# Butternut Burley



## SmoknTaz (Jun 18, 2008)

* Butternut Burley*

*Prelight aroma*

Sweet caramel like molasses that just tickles the senses. It's like opening a bag of Werthers, so good you almost want to eat it!

*Packing & Lighting*

I use the gravity fill method as this one is very easy to pack. A couple of tamps and away we go. Unlike a lot of aromatics the Butternut Burley lights very easily and stays lit without a lot of fuss!

*Smoke & Burn*

I love the smell of pipe tobacco and that is one of the reasons why I started smoking pipes. Something I found that you don't always get with other aromatics is that they don't smoke like what their cased with. Not so with Butternut Burley! Initial puff I'm greeted with the taste of caramel.  The volume of smoke is thick, burns well and the room aroma is very pleasant. The flavor is consistent right through to the bottom of the bowl.

*Final thoughts*

This is a mild smoke and a very easy one to sip on all day long. It burns fast so I try to dedicate larger bowls to this blend.

Butternut Burley is my favorite aromatic and I highly recommend it! ipe:


----------



## ruralhipster (Jan 15, 2010)

*Re: H&H Butternut Burley*

I am smoking my 4th bowl in he 30 hours since I received my package. I'll post a review in the next day or two. I haven't quite figured this blend out, yet I keep reaching for it. Nice review by the way.


----------



## Zeabed (Apr 23, 2009)

*Re: H&H Butternut Burley*

Good review. BTW, the pipesandcigars.com line that markets Butternut Burley is Scotty's Bulk Blends, as in Scott Bendett, not Russ's H&H.

Scottys Bulk Blends


----------



## Jack Straw (Nov 20, 2008)

*Re: H&H Butternut Burley*

Nice review! Great pic and it sounds like a good "working" blend.


----------



## SmoknTaz (Jun 18, 2008)

*Re: H&H Butternut Burley*



Zeabed said:


> Good review. BTW, the pipesandcigars.com line that markets Butternut Burley is Scotty's Bulk Blends, as in Scott Bendett, not Russ's H&H.
> 
> Scottys Bulk Blends


Damn! My first pipe review and I mess it up!  
Thanks for pointing it out.


----------

# Directive A
Render the lines of the records as a JSON list of strings, one string per line and blank lines omitted. Start with the first line of the records and go through the line containing "260, 950, 326]".
The records have nothing to do with the Butternut Burley thread.

# Raw data
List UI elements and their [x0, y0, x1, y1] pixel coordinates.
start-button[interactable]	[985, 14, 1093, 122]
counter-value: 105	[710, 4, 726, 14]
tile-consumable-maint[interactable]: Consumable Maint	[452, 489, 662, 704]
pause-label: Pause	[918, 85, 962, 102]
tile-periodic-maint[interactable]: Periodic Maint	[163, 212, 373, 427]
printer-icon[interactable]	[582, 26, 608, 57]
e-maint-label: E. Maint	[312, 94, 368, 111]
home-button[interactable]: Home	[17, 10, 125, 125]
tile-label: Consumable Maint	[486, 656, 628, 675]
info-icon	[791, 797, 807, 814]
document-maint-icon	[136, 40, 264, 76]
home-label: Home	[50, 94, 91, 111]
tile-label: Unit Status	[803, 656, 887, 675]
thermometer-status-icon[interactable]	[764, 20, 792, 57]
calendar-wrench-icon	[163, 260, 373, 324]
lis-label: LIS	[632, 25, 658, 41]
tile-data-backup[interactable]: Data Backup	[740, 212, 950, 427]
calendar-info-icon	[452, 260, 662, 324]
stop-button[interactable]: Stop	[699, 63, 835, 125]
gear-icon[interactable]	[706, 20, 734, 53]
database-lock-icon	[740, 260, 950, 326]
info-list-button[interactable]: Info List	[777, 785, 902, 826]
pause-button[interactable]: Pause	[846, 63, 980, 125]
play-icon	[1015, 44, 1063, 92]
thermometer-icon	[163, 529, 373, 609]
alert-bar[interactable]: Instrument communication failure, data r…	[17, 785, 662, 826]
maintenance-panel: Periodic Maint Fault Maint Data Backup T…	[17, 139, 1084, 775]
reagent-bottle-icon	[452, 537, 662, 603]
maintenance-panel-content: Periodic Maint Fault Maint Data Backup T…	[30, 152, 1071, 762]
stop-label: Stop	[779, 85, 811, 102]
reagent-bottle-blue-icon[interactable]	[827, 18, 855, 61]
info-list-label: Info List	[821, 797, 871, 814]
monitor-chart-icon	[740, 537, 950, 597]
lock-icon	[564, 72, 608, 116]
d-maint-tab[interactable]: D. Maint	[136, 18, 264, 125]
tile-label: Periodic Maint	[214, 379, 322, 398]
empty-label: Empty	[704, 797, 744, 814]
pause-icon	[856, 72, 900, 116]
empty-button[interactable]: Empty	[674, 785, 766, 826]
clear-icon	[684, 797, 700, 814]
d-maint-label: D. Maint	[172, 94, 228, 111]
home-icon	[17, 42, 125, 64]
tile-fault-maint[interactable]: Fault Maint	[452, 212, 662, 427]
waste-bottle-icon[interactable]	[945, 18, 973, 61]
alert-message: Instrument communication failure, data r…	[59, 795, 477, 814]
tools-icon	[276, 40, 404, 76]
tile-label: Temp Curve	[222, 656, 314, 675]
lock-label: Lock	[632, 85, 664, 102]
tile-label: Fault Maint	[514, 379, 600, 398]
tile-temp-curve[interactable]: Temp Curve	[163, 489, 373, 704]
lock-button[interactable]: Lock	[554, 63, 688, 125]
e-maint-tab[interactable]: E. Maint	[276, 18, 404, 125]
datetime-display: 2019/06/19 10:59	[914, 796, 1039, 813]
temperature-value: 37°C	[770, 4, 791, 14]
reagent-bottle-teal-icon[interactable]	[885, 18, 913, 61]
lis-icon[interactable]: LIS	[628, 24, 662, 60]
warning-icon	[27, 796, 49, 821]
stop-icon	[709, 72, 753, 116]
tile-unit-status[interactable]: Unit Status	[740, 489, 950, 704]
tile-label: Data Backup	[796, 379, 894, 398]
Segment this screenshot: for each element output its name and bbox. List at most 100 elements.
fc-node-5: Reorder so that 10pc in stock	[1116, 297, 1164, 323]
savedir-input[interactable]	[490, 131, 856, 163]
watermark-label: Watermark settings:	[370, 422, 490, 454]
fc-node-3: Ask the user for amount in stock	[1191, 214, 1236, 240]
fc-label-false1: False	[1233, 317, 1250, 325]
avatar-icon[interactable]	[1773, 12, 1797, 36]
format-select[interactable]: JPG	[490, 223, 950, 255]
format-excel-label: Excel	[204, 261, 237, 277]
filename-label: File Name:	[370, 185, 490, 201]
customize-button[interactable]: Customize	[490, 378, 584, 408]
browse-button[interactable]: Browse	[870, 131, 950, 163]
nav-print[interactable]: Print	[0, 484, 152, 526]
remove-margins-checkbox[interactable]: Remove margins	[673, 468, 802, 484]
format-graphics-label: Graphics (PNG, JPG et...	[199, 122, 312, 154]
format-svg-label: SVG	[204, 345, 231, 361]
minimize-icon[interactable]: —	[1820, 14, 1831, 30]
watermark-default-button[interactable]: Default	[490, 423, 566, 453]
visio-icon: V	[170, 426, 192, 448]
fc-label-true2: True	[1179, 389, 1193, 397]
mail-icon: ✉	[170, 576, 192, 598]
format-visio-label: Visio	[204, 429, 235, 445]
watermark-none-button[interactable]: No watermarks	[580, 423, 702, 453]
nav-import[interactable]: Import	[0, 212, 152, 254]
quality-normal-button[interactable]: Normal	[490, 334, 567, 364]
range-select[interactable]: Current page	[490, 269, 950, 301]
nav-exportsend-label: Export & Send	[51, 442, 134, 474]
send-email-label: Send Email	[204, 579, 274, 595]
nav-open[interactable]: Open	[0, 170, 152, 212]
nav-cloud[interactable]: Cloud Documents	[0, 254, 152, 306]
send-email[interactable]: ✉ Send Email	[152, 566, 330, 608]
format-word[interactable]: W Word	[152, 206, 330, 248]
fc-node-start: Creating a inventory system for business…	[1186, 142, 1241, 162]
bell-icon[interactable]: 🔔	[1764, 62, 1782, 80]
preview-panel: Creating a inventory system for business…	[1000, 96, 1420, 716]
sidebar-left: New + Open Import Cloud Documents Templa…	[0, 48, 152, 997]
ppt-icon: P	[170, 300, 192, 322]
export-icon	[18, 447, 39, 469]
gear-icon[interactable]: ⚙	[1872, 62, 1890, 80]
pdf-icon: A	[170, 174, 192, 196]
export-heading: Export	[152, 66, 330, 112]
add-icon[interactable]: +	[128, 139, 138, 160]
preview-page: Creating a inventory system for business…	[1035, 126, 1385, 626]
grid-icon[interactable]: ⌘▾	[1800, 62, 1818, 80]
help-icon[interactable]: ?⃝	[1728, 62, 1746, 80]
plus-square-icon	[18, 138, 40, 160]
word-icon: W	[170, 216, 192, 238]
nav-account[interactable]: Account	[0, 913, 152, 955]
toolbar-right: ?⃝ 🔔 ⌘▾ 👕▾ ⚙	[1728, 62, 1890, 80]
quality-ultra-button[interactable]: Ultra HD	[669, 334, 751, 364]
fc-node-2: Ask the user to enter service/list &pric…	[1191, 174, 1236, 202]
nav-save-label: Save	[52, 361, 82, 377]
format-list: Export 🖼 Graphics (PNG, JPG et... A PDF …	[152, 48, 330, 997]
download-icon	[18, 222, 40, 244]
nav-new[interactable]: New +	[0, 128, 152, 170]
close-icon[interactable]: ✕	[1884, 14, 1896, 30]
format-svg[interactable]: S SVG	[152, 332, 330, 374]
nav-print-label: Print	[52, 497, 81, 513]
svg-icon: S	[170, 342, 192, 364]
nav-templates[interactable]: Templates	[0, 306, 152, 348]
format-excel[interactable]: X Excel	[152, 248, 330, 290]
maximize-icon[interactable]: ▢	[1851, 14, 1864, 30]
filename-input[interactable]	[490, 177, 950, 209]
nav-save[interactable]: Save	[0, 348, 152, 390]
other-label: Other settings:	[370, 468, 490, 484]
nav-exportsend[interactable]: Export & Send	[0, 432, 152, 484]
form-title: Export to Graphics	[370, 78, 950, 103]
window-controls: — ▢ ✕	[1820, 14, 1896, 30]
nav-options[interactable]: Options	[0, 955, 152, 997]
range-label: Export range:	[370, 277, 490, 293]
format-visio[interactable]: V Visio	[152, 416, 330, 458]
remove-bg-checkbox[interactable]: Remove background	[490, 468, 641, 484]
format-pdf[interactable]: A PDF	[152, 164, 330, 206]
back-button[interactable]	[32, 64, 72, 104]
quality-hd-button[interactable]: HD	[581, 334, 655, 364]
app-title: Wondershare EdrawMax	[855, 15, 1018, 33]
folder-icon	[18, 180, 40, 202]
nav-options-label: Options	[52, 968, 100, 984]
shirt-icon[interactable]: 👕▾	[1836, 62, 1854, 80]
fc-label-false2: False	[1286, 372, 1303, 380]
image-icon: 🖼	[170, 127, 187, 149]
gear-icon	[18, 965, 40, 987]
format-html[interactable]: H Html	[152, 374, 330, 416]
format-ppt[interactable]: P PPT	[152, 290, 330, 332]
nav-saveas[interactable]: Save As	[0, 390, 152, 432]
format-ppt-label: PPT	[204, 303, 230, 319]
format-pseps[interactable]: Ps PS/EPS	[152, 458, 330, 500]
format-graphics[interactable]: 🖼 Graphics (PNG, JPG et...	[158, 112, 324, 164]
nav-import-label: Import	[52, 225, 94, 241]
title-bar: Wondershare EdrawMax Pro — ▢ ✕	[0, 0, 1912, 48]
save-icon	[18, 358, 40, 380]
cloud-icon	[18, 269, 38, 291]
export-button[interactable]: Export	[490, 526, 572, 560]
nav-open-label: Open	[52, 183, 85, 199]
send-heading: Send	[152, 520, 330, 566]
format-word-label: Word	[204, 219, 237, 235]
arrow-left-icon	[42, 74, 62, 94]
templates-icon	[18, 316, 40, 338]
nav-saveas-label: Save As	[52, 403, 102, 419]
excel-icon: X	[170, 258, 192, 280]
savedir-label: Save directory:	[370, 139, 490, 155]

# Directive B
Answer these questions from the Butternut Burley thread:
(i) What packing method does SmoknTaz use for this blend?
(ii) According to Zeabed, which line markets Butternut Burley on pipesandcigars.com?
(iii) How many hours had passed since ruralhipster received the package?

# Final result A
[
  "List UI elements and their [x0, y0, x1, y1] pixel coordinates.",
  "start-button[interactable]\t[985, 14, 1093, 122]",
  "counter-value: 105\t[710, 4, 726, 14]",
  "tile-consumable-maint[interactable]: Consumable Maint\t[452, 489, 662, 704]",
  "pause-label: Pause\t[918, 85, 962, 102]",
  "tile-periodic-maint[interactable]: Periodic Maint\t[163, 212, 373, 427]",
  "printer-icon[interactable]\t[582, 26, 608, 57]",
  "e-maint-label: E. Maint\t[312, 94, 368, 111]",
  "home-button[interactable]: Home\t[17, 10, 125, 125]",
  "tile-label: Consumable Maint\t[486, 656, 628, 675]",
  "info-icon\t[791, 797, 807, 814]",
  "document-maint-icon\t[136, 40, 264, 76]",
  "home-label: Home\t[50, 94, 91, 111]",
  "tile-label: Unit Status\t[803, 656, 887, 675]",
  "thermometer-status-icon[interactable]\t[764, 20, 792, 57]",
  "calendar-wrench-icon\t[163, 260, 373, 324]",
  "lis-label: LIS\t[632, 25, 658, 41]",
  "tile-data-backup[interactable]: Data Backup\t[740, 212, 950, 427]",
  "calendar-info-icon\t[452, 260, 662, 324]",
  "stop-button[interactable]: Stop\t[699, 63, 835, 125]",
  "gear-icon[interactable]\t[706, 20, 734, 53]",
  "database-lock-icon\t[740, 260, 950, 326]"
]

# Final result B
(i) The gravity fill method.
(ii) Scotty's Bulk Blends.
(iii) 30 hours.